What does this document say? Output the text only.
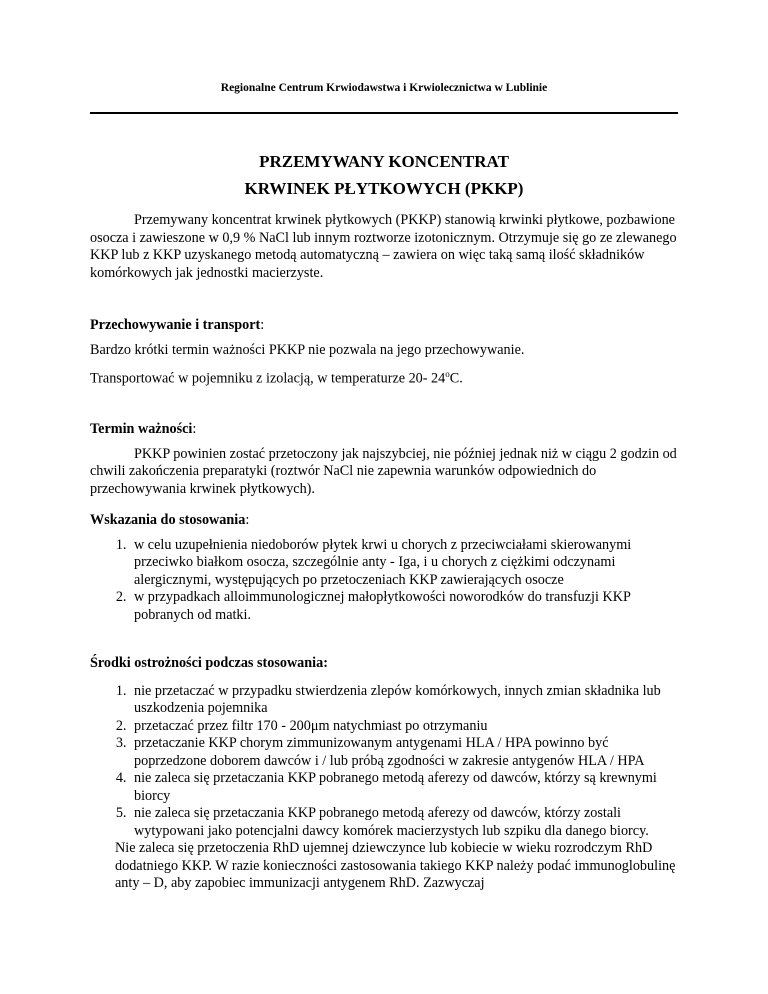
Regionalne Centrum Krwiodawstwa i Krwiolecznictwa w Lublinie
PRZEMYWANY KONCENTRAT
KRWINEK PŁYTKOWYCH (PKKP)

Przemywany koncentrat krwinek płytkowych (PKKP) stanowią krwinki płytkowe, pozbawione osocza i zawieszone w 0,9 % NaCl lub innym roztworze izotonicznym. Otrzymuje się go ze zlewanego KKP lub z KKP uzyskanego metodą automatyczną – zawiera on więc taką samą ilość składników komórkowych jak jednostki macierzyste.

Przechowywanie i transport:
Bardzo krótki termin ważności PKKP nie pozwala na jego przechowywanie.
Transportować w pojemniku z izolacją, w temperaturze 20- 24$^o$C.
Termin ważności:

PKKP powinien zostać przetoczony jak najszybciej, nie później jednak niż w ciągu 2 godzin od chwili zakończenia preparatyki (roztwór NaCl nie zapewnia warunków odpowiednich do przechowywania krwinek płytkowych).

Wskazania do stosowania:
1. w celu uzupełnienia niedoborów płytek krwi u chorych z przeciwciałami skierowanymi przeciwko białkom osocza, szczególnie anty - Iga, i u chorych z ciężkimi odczynami alergicznymi, występujących po przetoczeniach KKP zawierających osocze
2. w przypadkach alloimmunologicznej małopłytkowości noworodków do transfuzji KKP pobranych od matki.
Środki ostrożności podczas stosowania:
1. nie przetaczać w przypadku stwierdzenia zlepów komórkowych, innych zmian składnika lub uszkodzenia pojemnika
2. przetaczać przez filtr 170 - 200μm natychmiast po otrzymaniu
3. przetaczanie KKP chorym zimmunizowanym antygenami HLA / HPA powinno być poprzedzone doborem dawców i / lub próbą zgodności w zakresie antygenów HLA / HPA
4. nie zaleca się przetaczania KKP pobranego metodą aferezy od dawców, którzy są krewnymi biorcy
5. nie zaleca się przetaczania KKP pobranego metodą aferezy od dawców, którzy zostali wytypowani jako potencjalni dawcy komórek macierzystych lub szpiku dla danego biorcy.

Nie zaleca się przetoczenia RhD ujemnej dziewczynce lub kobiecie w wieku rozrodczym RhD dodatniego KKP. W razie konieczności zastosowania takiego KKP należy podać immunoglobulinę anty – D, aby zapobiec immunizacji antygenem RhD. Zazwyczaj
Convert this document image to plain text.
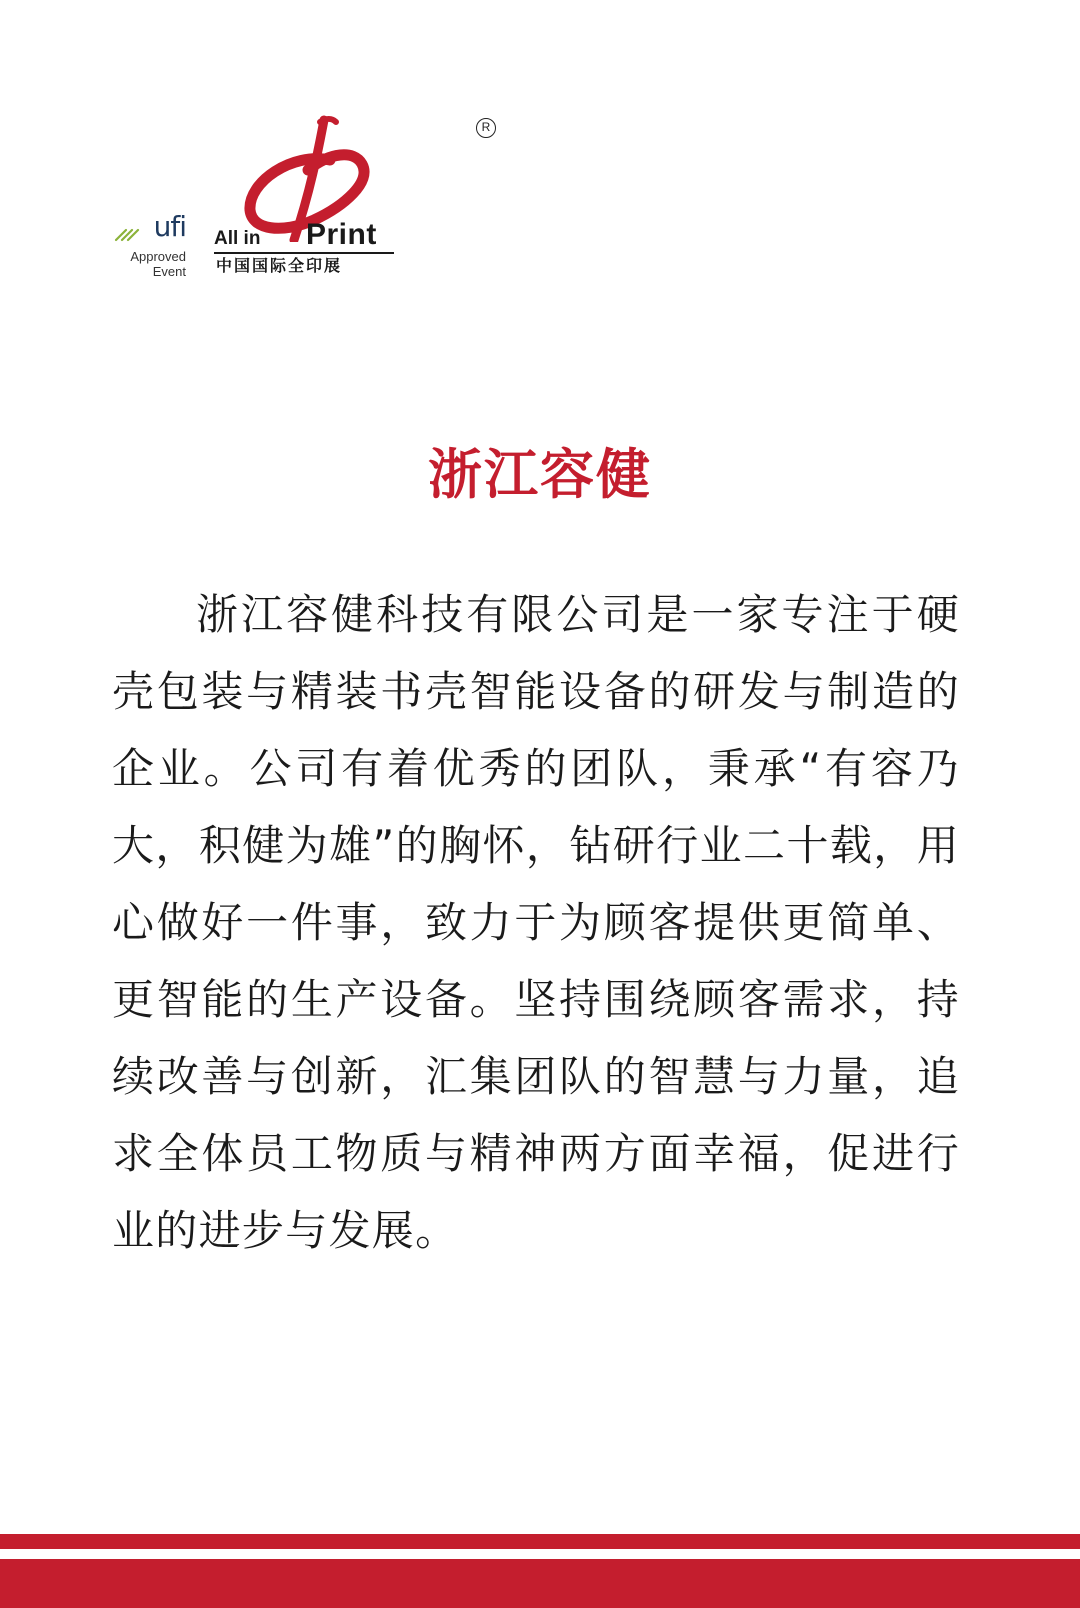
ufi
Approved
Event
All in Print
中国国际全印展
R
浙江容健

浙江容健科技有限公司是一家专注于硬壳包装与精装书壳智能设备的研发与制造的企业。公司有着优秀的团队，秉承“有容乃大，积健为雄”的胸怀，钻研行业二十载，用心做好一件事，致力于为顾客提供更简单、更智能的生产设备。坚持围绕顾客需求，持续改善与创新，汇集团队的智慧与力量，追求全体员工物质与精神两方面幸福，促进行业的进步与发展。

━━━

▶ [Goal]: Write out every line of the listing that holds the word "this".

▶ [Correct output]:
What does this document say? Output the text only.
Convert this document image to plain text.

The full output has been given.